> [YOUR INSTRUCTIONS]:
Extract every line that contains the string "subtitle".

> [LISTING]:
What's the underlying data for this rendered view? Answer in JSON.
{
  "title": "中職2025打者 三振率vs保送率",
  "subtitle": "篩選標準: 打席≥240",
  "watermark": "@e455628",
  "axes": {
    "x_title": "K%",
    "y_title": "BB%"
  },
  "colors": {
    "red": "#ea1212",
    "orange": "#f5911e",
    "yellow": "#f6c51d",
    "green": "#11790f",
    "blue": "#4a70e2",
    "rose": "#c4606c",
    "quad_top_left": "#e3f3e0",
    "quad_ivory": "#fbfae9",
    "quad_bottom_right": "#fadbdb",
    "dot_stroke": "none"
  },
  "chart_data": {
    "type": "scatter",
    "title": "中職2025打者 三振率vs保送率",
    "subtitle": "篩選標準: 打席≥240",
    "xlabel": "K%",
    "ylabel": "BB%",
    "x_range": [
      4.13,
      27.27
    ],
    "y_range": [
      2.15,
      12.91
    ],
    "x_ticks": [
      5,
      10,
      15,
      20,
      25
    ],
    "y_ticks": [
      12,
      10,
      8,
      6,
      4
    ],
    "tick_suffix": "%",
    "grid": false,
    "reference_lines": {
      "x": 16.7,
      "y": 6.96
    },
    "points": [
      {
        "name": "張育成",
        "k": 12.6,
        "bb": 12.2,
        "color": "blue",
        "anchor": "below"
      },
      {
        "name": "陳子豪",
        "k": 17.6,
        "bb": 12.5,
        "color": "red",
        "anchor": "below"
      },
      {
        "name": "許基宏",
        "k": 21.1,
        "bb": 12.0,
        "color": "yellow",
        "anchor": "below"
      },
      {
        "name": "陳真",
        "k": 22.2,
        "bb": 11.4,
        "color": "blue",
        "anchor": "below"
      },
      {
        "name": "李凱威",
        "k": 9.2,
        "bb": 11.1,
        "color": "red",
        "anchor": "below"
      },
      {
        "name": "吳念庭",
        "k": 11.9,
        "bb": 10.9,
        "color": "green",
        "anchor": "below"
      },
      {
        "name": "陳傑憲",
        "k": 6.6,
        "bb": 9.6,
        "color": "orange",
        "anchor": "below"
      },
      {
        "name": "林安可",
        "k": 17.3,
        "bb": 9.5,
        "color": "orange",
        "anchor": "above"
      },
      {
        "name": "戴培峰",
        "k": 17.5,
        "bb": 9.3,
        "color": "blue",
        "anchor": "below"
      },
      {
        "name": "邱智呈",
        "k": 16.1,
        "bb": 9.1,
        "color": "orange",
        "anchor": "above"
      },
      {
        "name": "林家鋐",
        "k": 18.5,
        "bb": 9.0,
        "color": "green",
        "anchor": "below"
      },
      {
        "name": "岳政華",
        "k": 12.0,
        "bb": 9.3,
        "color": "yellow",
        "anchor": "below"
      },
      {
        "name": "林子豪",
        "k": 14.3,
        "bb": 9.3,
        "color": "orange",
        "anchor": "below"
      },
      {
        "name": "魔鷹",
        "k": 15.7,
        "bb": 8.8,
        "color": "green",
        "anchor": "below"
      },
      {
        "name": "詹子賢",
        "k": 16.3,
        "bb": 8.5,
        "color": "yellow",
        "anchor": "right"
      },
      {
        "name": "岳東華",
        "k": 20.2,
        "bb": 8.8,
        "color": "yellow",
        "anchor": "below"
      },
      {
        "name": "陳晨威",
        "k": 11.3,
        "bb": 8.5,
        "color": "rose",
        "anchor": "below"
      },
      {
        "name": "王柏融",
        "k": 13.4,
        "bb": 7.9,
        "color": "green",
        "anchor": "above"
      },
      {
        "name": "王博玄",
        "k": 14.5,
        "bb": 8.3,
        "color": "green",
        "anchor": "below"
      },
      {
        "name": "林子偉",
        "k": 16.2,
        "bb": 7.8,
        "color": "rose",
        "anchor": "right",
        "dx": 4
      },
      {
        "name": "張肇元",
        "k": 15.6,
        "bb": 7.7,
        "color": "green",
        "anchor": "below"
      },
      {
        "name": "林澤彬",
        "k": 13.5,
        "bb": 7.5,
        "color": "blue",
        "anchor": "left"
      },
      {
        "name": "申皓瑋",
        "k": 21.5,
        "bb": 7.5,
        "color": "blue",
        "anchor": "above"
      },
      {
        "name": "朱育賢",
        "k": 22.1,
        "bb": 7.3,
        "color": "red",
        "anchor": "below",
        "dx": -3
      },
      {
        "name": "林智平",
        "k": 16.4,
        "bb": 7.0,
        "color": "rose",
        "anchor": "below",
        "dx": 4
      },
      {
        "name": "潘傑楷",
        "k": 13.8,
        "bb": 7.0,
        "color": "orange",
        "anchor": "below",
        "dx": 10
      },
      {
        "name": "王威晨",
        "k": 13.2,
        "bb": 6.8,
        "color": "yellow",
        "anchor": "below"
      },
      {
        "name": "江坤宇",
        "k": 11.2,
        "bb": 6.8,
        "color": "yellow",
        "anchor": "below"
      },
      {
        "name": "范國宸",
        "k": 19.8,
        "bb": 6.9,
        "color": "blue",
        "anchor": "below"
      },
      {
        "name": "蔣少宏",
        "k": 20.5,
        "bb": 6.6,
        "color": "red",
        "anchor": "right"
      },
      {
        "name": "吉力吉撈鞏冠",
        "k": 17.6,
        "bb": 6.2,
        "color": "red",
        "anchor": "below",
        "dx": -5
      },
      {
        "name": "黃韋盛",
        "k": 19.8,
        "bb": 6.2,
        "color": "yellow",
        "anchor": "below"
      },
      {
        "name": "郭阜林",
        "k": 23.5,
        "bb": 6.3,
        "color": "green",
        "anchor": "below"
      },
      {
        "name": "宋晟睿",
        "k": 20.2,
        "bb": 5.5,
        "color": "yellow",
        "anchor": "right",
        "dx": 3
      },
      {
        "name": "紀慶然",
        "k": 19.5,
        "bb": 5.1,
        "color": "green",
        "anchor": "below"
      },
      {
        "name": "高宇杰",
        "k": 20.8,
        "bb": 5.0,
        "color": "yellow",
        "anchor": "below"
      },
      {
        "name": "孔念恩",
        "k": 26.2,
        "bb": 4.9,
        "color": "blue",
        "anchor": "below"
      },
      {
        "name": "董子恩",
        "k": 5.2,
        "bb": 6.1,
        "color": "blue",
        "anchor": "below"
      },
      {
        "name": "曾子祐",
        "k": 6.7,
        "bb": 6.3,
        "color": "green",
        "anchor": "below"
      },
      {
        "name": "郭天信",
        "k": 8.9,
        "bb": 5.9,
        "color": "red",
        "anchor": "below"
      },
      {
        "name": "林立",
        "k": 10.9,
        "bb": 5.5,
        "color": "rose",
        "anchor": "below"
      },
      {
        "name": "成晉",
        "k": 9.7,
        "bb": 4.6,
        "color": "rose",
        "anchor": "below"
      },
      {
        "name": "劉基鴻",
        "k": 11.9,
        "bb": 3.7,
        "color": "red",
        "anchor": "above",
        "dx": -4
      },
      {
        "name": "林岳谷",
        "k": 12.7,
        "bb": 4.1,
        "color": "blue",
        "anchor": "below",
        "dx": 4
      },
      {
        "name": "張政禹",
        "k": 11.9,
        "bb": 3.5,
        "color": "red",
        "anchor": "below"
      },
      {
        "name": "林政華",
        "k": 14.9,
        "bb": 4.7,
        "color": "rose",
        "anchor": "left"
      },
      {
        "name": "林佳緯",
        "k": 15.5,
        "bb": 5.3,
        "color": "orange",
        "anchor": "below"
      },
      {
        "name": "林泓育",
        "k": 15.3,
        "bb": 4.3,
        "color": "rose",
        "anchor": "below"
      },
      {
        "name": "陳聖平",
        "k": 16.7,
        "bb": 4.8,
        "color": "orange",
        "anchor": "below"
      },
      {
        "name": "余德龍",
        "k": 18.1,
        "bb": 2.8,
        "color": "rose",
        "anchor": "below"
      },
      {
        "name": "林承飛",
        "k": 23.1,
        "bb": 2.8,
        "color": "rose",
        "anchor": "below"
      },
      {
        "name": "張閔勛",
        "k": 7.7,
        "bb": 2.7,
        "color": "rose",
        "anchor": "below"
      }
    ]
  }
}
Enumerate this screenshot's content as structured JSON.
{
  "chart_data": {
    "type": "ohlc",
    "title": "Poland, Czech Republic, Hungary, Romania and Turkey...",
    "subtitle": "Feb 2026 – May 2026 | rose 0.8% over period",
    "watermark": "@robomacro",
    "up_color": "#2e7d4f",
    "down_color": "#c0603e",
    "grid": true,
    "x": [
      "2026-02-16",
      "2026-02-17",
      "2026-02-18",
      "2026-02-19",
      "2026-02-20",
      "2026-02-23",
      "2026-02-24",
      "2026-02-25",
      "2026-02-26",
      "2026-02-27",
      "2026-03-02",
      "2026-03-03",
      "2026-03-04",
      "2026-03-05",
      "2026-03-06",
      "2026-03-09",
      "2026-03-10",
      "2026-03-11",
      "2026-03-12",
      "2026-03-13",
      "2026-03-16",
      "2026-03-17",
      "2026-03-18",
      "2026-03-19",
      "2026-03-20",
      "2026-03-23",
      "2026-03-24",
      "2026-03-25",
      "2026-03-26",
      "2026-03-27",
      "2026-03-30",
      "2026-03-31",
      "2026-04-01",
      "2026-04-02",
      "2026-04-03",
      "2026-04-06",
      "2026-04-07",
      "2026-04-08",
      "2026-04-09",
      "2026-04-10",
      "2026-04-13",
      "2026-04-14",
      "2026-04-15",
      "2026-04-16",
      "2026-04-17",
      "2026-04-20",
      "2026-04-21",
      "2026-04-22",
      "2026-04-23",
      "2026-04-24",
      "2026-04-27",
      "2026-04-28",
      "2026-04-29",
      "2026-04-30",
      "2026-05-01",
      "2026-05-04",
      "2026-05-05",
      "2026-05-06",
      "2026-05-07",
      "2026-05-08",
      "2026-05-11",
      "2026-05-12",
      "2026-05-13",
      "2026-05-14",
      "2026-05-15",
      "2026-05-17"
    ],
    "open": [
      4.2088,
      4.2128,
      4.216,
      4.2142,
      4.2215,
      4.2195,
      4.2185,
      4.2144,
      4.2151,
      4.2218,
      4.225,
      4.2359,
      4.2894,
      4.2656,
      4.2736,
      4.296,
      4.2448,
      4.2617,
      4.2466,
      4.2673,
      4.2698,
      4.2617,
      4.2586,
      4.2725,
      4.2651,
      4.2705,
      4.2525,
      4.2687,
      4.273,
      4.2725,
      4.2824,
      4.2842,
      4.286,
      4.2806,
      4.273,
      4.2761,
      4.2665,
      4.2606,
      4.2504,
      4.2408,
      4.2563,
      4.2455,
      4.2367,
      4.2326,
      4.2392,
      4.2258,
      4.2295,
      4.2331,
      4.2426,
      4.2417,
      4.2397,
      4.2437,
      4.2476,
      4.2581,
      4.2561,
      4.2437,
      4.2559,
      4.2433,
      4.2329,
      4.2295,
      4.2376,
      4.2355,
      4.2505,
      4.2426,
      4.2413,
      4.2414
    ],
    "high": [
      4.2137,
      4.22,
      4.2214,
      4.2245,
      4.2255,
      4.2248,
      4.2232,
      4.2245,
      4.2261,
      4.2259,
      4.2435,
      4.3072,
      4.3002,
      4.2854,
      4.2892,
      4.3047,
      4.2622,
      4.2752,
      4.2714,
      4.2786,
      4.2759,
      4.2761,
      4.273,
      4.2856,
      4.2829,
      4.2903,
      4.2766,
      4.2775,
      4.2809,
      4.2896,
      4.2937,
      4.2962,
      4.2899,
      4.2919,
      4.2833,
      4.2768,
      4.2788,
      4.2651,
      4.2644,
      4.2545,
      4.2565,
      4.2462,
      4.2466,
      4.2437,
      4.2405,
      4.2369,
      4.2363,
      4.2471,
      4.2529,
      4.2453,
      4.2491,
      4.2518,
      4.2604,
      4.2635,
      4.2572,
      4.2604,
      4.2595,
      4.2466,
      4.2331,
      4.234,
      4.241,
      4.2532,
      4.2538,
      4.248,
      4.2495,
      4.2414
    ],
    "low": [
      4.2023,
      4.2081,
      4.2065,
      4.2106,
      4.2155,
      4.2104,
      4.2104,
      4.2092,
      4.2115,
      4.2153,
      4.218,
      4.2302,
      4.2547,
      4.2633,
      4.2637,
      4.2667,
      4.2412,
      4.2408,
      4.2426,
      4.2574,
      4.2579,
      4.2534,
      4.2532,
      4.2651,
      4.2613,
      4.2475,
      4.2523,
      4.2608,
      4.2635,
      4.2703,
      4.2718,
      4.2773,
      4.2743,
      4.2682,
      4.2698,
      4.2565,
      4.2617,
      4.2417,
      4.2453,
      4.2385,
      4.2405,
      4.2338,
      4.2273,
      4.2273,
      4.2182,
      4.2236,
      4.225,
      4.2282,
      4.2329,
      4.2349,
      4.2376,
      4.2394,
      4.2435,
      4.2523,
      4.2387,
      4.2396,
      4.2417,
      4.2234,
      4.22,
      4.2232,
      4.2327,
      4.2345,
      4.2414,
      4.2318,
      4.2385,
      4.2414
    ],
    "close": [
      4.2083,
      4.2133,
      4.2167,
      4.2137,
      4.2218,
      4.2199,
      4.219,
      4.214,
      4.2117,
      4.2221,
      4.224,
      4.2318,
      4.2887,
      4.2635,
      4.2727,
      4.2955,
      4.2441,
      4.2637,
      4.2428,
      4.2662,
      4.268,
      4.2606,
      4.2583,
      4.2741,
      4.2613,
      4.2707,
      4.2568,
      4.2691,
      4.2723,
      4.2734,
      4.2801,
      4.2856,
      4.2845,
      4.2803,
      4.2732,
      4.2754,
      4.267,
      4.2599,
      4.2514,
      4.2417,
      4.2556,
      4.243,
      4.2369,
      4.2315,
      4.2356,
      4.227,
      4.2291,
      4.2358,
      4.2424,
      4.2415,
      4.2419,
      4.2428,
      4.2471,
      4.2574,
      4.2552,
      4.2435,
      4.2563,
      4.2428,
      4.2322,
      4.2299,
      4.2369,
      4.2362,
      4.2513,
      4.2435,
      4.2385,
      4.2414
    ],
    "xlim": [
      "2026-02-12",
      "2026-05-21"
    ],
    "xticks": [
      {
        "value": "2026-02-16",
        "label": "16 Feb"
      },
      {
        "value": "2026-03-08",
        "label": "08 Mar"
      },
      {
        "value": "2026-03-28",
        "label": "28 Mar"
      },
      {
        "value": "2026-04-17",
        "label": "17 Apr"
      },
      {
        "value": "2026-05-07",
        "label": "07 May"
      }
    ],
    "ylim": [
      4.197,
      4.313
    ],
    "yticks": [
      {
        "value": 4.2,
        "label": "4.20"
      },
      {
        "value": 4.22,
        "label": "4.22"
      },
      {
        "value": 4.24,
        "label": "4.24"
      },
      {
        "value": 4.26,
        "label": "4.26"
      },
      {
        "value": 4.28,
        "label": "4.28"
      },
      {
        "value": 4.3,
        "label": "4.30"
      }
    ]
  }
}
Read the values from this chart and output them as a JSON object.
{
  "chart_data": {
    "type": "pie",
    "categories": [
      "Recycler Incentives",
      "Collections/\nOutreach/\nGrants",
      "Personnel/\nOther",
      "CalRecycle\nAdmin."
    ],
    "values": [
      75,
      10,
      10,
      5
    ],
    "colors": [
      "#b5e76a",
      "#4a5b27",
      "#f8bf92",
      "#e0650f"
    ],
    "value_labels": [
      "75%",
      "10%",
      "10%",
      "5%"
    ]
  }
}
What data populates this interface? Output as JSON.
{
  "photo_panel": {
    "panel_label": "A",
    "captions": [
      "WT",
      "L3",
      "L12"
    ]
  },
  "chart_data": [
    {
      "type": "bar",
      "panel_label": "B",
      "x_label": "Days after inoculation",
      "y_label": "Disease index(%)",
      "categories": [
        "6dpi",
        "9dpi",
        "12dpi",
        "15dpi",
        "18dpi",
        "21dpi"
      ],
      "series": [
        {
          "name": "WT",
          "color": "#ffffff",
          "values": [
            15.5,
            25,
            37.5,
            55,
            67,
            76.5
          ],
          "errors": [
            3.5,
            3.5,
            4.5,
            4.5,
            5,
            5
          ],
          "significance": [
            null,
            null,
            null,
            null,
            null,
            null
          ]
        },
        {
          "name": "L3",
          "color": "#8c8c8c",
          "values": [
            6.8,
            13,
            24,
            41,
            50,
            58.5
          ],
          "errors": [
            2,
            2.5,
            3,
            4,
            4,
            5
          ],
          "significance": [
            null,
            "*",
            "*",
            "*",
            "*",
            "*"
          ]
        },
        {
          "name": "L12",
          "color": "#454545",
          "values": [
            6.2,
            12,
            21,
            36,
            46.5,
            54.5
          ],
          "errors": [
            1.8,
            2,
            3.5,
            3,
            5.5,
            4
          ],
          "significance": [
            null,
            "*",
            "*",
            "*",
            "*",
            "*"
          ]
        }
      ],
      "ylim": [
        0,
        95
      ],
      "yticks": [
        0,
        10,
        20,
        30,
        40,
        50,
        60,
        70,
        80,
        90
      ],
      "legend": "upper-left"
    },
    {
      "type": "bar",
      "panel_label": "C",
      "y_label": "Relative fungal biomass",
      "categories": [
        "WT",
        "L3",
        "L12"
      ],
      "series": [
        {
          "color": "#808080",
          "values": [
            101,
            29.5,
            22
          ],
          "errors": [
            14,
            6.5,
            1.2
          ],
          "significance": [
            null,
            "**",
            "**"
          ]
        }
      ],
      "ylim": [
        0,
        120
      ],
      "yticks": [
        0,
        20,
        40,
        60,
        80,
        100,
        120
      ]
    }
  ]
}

> [PROBLEM SOLUTION]:
  "subtitle": "篩選標準: 打席≥240",
    "subtitle": "篩選標準: 打席≥240",
    "subtitle": "Feb 2026 – May 2026 | rose 0.8% over period",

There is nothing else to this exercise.